Data entries for graphics –
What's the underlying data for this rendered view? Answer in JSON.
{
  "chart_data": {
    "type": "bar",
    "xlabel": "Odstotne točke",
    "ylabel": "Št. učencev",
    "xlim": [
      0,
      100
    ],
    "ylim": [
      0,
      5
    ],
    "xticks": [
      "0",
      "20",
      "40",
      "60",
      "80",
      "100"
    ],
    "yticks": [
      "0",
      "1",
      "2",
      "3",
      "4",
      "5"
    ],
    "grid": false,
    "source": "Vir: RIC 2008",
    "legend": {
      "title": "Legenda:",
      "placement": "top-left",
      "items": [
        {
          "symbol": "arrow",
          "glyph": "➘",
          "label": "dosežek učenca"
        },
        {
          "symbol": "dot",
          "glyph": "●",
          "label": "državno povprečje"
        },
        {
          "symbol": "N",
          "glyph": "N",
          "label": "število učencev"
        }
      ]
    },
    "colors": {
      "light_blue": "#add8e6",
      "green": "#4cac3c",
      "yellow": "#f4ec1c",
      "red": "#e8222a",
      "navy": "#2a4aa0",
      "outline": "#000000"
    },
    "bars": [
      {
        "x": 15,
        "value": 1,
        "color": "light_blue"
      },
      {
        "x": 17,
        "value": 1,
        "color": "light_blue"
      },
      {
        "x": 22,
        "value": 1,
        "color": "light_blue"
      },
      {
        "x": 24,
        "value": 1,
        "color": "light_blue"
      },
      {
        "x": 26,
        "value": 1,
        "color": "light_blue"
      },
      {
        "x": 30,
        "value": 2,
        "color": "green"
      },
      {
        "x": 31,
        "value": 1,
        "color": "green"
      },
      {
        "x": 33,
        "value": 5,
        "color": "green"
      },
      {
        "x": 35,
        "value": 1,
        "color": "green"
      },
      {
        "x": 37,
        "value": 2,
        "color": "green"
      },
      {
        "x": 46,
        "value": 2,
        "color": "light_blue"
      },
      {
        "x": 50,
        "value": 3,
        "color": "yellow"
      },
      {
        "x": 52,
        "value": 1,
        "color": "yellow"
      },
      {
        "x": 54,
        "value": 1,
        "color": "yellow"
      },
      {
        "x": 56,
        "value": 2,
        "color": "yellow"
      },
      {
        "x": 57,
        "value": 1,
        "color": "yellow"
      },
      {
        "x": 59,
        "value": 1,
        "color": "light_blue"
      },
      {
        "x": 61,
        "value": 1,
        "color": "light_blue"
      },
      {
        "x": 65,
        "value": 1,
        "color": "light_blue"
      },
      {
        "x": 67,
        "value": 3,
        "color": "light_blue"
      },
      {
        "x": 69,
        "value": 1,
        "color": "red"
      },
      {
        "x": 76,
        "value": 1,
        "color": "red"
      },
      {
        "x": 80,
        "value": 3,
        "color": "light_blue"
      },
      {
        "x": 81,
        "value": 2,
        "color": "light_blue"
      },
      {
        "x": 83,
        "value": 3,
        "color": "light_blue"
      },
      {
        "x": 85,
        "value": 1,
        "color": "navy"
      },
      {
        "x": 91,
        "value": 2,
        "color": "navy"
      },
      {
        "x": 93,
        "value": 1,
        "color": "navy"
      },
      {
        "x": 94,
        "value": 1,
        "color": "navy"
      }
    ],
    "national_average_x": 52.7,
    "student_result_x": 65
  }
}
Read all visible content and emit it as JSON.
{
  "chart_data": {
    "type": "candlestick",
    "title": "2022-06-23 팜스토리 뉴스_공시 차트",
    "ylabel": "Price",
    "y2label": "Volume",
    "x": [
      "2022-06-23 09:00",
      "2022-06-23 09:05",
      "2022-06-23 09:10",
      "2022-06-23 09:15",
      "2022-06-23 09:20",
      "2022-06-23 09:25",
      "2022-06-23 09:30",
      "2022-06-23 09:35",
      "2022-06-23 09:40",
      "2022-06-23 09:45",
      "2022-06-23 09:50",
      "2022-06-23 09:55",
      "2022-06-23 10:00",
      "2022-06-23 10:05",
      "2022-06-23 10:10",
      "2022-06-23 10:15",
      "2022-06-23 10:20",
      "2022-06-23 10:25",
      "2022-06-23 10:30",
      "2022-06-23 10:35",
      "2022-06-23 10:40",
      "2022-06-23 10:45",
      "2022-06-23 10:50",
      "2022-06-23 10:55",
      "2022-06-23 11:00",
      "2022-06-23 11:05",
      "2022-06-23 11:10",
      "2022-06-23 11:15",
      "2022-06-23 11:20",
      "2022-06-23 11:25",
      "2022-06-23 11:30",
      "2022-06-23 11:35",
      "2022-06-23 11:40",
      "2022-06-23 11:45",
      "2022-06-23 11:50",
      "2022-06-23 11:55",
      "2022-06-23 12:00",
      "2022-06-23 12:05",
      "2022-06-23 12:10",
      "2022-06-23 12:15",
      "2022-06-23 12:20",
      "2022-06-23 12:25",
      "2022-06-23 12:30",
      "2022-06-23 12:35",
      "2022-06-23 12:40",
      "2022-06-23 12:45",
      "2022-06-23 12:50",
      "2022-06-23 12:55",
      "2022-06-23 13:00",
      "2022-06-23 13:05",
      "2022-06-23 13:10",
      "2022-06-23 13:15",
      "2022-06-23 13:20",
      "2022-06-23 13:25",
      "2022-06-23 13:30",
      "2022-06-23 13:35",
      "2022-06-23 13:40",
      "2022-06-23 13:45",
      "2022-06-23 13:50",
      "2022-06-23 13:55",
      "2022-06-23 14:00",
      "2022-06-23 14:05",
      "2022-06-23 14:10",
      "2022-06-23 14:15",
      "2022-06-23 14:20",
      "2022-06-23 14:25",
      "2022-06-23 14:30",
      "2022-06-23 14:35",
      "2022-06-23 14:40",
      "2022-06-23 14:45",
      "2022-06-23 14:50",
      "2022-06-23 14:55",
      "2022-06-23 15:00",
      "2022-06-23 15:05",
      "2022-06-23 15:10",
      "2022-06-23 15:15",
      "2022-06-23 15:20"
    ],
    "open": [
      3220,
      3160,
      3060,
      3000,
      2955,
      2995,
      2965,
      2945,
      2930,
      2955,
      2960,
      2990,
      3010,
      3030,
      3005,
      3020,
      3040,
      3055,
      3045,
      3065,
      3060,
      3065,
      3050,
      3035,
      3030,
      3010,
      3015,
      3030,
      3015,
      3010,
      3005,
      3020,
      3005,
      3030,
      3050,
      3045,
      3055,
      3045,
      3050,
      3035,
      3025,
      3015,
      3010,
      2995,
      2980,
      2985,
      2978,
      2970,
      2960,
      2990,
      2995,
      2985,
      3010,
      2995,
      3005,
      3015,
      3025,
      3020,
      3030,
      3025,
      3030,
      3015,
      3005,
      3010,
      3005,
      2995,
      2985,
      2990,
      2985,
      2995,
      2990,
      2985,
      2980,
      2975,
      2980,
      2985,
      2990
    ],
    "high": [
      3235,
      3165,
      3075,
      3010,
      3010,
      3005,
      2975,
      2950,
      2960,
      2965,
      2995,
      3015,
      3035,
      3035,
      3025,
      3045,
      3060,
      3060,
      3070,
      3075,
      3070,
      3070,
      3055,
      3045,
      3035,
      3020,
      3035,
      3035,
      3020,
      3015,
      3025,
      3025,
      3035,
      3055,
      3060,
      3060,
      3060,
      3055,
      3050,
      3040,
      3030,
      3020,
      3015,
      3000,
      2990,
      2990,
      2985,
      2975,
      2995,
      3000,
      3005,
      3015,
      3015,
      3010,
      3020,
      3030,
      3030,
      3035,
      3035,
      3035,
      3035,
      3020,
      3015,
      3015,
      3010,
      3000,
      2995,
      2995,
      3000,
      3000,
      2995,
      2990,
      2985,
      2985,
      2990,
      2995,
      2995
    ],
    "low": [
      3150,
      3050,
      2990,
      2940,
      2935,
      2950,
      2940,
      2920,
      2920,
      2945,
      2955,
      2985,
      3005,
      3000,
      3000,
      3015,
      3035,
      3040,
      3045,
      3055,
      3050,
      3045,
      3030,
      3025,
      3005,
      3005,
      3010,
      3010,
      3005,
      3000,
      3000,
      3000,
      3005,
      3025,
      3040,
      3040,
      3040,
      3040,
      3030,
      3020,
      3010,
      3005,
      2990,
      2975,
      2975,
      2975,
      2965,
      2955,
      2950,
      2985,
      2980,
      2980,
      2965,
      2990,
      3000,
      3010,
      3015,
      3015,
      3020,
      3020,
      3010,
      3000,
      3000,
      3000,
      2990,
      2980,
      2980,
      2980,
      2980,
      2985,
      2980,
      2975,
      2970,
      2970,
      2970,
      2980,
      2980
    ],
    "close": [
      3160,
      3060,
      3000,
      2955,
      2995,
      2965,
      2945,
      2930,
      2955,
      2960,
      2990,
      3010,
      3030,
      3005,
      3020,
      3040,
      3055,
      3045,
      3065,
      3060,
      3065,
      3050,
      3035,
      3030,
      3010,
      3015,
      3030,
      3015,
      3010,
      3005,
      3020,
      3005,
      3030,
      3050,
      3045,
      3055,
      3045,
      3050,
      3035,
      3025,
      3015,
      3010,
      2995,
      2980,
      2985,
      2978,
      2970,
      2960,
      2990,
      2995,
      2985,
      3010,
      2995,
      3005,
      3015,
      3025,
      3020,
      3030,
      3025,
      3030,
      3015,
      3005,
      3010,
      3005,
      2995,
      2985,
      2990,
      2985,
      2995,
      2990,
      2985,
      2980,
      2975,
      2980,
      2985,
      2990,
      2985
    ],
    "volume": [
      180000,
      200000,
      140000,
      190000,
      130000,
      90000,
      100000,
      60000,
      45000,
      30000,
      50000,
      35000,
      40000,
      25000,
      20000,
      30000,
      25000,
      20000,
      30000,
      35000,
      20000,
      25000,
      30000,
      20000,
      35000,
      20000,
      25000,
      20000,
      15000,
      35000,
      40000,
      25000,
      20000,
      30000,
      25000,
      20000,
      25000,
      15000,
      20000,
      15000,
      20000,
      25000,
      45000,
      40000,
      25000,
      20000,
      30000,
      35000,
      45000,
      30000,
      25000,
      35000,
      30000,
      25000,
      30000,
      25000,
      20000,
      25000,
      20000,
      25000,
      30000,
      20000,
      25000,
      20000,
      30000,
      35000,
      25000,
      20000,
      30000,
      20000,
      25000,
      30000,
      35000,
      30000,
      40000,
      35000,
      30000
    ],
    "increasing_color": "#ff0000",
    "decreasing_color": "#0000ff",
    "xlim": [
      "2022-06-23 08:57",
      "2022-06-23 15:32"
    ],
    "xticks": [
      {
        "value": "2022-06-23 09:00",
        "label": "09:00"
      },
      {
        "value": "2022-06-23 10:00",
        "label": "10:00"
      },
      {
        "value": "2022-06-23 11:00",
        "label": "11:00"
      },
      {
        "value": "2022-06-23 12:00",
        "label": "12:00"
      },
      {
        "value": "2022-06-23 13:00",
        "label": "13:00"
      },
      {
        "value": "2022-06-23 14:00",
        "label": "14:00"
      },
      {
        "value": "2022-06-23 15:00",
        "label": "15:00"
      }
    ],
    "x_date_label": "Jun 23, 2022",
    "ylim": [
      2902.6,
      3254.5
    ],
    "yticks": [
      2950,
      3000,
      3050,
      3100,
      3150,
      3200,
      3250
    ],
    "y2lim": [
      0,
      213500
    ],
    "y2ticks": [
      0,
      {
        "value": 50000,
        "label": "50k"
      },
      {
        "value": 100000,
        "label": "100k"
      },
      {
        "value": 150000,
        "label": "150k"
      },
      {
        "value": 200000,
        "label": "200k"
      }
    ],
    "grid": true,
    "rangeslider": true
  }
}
---
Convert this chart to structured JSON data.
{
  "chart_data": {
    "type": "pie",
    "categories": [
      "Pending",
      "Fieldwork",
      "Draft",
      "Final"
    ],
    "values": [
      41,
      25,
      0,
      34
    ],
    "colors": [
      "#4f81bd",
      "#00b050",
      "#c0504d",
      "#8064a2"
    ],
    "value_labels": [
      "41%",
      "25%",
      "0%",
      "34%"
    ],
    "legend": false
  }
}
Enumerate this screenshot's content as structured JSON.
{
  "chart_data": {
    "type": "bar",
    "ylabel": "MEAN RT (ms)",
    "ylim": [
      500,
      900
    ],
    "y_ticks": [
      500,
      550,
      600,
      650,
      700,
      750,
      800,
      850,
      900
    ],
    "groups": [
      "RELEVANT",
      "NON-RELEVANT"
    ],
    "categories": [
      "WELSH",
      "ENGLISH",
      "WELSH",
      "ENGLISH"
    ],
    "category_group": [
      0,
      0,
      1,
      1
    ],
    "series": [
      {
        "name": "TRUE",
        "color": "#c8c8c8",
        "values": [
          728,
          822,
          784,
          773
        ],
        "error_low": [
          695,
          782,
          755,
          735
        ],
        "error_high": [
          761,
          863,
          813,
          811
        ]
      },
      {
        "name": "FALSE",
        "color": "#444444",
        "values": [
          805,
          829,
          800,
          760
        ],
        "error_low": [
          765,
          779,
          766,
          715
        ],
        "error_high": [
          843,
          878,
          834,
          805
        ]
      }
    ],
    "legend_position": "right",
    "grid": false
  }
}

Task directions –
Select every line in the records above that contains the word "ylabel".

Response to this task –
    "ylabel": "Št. učencev",
    "ylabel": "Price",
    "ylabel": "MEAN RT (ms)",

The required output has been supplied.